Top of SOURCE TEXT
Some companies have outpaced the field in capital investments even as they've kept the cash flowing. What are their secrets?
David M. Katz - CFO Magazine
September 1, 2010
To reverse the cliché, every silver lining is covered by a cloud. That's something CFOs should remember as they focus on a metric that most hold dear: free cash flow. For many finance chiefs, the ability to liberate cash from revenue and its attendant costs gets at the very heart of their value to the organization.
Investors, boards, and chief executives tend to regard such free money as a cloudless benefit. But free cash flow isn't completely free, particularly if it is generated at the expense of a company's (not to mention an economy's) ability to grow.
During the financial crisis, many corporations shifted into survival mode, slashing expenses in order to maintain enough liquidity to pay down debt or provide a backstop against future financial meltdowns. Unfortunately, a big portion of that ax-wielding entailed cuts to long-term productive corporate assets like property, plant, and equipment.
Two diverging trends tell the story. After reaching a three-year low of $14 million in December 2008, reported median free cash flow for about 4,000 U.S. public non-financial-services companies soared, doubling to about $28 million by March 2010 (according to a study by the Georgia Tech Financial Analysis Lab using data provided by Cash Flow Analytics).
That marked the highest level of free cash flow in at least 10 years. On the other hand, starting in March 2008, reported median net capital expenditures (capex) as a percentage of revenue plunged to less than 3% in March 2010, a 10+ year low.
Together those two metrics tell a dark tale indeed, say some experts: the drastic cutbacks in capex amount to firms swapping long-range economic health for a short-term glow to please (or at least appease) investors. "Over the last few quarters, free cash has been growing for many companies, but they've been achieving it in nonrecurring ways," says Charles Mulford, a professor of accounting at Georgia Tech and managing director of research for Cash Flow Analytics. Those ways include "the crutch of reducing capex to grow free cash flow," he says, along with reducing inventory and expenses.
There is no denying that in this still-uncertain economy, holding tightly to your cash can make a great deal of sense (see "Time to Get Off Your Cash?" July/August). And, along with preserving liquidity, another reason for capex caution may be that boosting capex could run counter to the perpetual push for manufacturing efficiency: how "lean" can a company be if it's pouring money into plants and equipment?
Pretty lean, as it turns out — at least in some cases. A few large public companies have maintained an upward trend in capex as well as healthy free cash flow over a relatively long period, according to an analysis of Cash Flow Analytics data conducted for CFO by Mulford. Six U.S. public, non-financial-services companies with market caps of more than $1 billion grew their capex/revenue ratios by more than 10% over the one-year and three-year periods ending in March 2010, even as they maintained positive free cash flow.
Bottom of SOURCE TEXT
Top of DATA LISTING
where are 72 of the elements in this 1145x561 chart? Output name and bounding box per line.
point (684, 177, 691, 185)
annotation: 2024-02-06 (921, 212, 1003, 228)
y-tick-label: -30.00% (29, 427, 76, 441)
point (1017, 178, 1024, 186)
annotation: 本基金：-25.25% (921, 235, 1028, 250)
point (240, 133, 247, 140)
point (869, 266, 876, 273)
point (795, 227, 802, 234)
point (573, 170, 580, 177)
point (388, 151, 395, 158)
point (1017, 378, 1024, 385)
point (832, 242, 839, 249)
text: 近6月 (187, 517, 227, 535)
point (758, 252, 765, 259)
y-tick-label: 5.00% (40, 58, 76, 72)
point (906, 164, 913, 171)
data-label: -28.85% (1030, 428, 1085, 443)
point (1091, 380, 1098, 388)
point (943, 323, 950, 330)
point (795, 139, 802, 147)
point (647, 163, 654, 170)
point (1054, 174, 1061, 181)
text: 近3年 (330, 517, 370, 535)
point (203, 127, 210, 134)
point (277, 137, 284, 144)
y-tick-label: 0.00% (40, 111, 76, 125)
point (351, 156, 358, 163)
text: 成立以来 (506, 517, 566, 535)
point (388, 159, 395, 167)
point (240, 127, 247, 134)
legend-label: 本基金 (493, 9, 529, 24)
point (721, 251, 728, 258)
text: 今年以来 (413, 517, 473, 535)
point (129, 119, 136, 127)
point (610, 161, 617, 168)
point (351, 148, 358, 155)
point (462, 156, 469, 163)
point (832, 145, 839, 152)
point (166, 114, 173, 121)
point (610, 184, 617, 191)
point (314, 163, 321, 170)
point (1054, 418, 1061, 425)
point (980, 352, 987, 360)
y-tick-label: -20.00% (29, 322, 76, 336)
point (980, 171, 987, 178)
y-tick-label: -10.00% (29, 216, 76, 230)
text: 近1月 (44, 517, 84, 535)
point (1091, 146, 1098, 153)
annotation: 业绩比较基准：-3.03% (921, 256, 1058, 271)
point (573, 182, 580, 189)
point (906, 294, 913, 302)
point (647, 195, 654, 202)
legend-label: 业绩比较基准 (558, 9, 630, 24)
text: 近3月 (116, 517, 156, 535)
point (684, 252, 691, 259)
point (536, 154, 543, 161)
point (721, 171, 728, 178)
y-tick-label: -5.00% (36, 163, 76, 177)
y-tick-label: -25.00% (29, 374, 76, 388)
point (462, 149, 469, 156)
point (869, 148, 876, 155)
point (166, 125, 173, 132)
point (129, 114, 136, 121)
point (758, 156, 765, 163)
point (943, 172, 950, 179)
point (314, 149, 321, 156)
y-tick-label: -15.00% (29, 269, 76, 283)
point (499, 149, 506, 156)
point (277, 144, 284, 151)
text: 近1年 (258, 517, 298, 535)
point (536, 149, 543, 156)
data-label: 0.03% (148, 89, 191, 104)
Bottom of DATA LISTING
*REQUIRED WORK*. Copy word for word the stretch of the free cash flow article from "David M. Katz" through "ability to grow.".

*WRITTEN REPLY*.
David M. Katz - CFO Magazine
September 1, 2010
To reverse the cliché, every silver lining is covered by a cloud. That's something CFOs should remember as they focus on a metric that most hold dear: free cash flow. For many finance chiefs, the ability to liberate cash from revenue and its attendant costs gets at the very heart of their value to the organization.
Investors, boards, and chief executives tend to regard such free money as a cloudless benefit. But free cash flow isn't completely free, particularly if it is generated at the expense of a company's (not to mention an economy's) ability to grow.